What is required ▸
Every record must appear in your copy exactly as written, with no pictures.

Provided entries ▸
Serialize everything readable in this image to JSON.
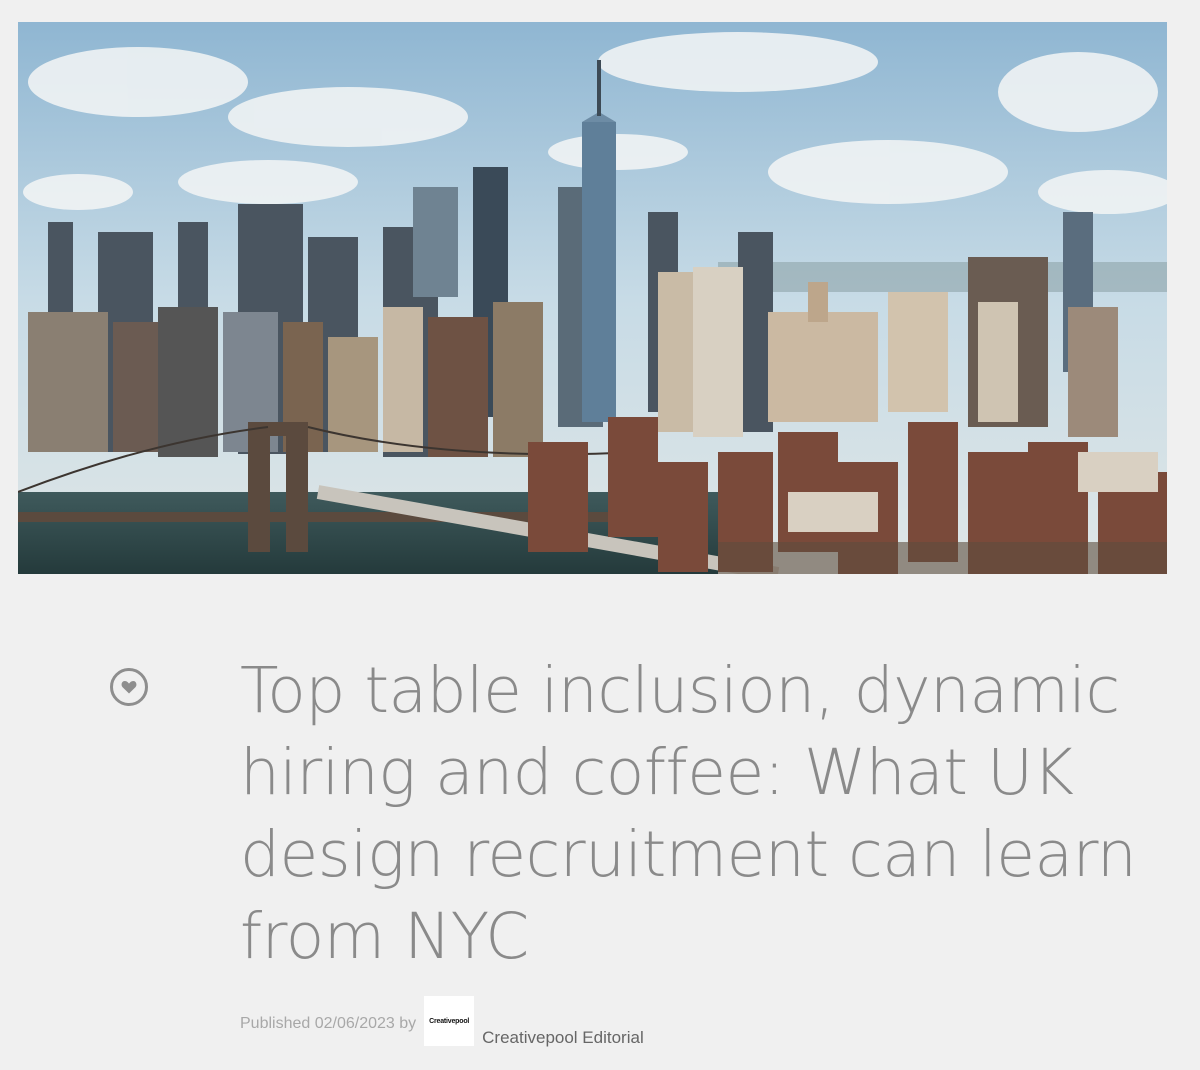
{
  "article": {
    "title": "Top table inclusion, dynamic hiring and coffee: What UK design recruitment can learn from NYC",
    "published_label": "Published 02/06/2023 by",
    "author_logo_text": "Creativepool",
    "author_name": "Creativepool Editorial",
    "hero_image": "nyc-skyline-photo"
  },
  "icons": {
    "like": "heart-icon"
  },
  "colors": {
    "background": "#f0f0f0",
    "title": "#8a8a8a",
    "meta": "#a8a8a8",
    "author": "#666666"
  }
}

Full solution ▸
Serialize everything readable in this image to JSON.
{
  "article": {
    "title": "Top table inclusion, dynamic hiring and coffee: What UK design recruitment can learn from NYC",
    "published_label": "Published 02/06/2023 by",
    "author_logo_text": "Creativepool",
    "author_name": "Creativepool Editorial",
    "hero_image": "nyc-skyline-photo"
  },
  "icons": {
    "like": "heart-icon"
  },
  "colors": {
    "background": "#f0f0f0",
    "title": "#8a8a8a",
    "meta": "#a8a8a8",
    "author": "#666666"
  }
}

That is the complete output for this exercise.